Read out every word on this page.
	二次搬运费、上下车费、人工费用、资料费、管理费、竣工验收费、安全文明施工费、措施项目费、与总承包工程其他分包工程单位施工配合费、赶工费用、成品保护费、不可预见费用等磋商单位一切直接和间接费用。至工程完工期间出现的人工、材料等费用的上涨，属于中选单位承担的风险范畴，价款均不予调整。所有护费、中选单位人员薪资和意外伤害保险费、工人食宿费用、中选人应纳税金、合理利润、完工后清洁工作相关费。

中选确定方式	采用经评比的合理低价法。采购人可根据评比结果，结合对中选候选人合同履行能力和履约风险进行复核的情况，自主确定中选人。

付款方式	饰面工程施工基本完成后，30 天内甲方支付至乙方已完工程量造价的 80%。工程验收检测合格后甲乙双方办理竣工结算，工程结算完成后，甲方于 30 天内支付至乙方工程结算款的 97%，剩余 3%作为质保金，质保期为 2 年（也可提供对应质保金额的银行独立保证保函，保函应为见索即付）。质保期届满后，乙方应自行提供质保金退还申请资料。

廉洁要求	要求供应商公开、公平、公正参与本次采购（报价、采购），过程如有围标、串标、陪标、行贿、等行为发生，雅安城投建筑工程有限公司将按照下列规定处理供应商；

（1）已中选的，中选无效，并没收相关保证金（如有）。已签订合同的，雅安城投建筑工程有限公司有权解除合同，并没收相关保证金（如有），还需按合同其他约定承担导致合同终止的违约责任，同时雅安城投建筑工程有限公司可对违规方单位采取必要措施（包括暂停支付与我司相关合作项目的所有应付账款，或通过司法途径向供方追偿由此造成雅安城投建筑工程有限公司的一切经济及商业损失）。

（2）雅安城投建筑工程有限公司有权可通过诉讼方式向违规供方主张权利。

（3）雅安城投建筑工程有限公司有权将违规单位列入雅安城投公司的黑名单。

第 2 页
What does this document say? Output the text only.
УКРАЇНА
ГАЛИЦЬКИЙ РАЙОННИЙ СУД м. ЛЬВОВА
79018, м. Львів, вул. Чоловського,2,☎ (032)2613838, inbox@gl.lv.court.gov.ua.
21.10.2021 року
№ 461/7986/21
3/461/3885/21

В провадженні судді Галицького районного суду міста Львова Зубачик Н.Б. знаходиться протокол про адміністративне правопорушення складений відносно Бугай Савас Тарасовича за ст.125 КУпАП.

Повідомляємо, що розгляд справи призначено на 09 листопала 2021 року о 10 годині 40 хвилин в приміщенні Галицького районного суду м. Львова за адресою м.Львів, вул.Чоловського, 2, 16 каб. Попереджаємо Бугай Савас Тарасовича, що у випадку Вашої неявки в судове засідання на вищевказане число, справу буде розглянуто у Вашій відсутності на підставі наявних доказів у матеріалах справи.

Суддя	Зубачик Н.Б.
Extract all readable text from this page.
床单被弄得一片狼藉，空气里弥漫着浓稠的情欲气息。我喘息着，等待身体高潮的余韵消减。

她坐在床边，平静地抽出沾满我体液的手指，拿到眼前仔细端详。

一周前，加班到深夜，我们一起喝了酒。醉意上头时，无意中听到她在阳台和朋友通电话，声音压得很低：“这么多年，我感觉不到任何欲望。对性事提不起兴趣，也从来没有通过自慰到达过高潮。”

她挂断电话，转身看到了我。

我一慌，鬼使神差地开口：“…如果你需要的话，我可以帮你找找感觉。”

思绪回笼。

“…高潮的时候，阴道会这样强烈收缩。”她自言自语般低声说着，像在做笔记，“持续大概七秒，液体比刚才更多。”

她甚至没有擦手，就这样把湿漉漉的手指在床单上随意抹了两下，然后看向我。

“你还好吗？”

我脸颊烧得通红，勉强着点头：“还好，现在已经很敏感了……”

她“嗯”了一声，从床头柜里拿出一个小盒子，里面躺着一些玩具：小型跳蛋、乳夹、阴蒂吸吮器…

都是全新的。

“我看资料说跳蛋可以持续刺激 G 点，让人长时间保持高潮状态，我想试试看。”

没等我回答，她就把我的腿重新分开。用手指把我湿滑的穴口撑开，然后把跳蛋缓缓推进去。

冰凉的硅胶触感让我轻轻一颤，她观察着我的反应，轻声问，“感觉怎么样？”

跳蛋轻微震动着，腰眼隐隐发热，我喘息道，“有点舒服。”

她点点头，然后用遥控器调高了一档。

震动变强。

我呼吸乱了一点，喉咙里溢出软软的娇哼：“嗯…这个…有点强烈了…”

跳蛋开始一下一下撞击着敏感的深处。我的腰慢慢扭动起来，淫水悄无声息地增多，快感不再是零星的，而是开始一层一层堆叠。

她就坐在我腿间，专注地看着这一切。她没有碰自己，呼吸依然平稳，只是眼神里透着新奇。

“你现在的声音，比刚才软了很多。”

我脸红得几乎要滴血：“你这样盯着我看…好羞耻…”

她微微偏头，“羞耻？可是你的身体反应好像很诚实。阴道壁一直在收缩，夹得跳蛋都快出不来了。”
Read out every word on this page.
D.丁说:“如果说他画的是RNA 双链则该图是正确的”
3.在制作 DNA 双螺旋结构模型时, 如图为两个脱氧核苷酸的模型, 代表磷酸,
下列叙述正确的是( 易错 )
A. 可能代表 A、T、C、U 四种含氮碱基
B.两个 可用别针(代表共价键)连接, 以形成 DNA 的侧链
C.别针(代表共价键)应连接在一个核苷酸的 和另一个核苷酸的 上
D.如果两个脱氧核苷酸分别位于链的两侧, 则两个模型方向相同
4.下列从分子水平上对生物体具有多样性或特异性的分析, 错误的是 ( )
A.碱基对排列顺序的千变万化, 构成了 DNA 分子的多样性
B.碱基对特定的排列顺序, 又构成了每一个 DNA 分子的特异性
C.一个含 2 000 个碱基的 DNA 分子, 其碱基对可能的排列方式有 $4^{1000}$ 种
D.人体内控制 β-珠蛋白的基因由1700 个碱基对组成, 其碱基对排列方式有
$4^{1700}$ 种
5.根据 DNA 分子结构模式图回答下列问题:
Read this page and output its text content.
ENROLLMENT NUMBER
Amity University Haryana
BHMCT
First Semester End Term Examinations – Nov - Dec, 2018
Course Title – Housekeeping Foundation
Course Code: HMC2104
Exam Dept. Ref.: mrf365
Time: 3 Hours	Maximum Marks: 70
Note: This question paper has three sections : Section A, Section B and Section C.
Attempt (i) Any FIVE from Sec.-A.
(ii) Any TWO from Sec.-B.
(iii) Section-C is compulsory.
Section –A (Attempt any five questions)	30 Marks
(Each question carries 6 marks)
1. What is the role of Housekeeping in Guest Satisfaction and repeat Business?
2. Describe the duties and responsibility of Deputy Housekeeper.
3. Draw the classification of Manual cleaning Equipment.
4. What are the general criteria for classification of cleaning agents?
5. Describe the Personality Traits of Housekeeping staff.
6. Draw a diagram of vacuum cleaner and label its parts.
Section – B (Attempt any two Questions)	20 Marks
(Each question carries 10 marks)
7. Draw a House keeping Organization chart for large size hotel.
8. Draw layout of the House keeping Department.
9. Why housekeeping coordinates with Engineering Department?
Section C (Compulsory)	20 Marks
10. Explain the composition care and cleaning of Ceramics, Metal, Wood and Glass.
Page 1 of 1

○ ○ ○

§ OBJECTIVE:
In the entries above, find each line with the word "Course" and copy it.

§ EXERCISE OUTPUT:
Course Title – Housekeeping Foundation
Course Code: HMC2104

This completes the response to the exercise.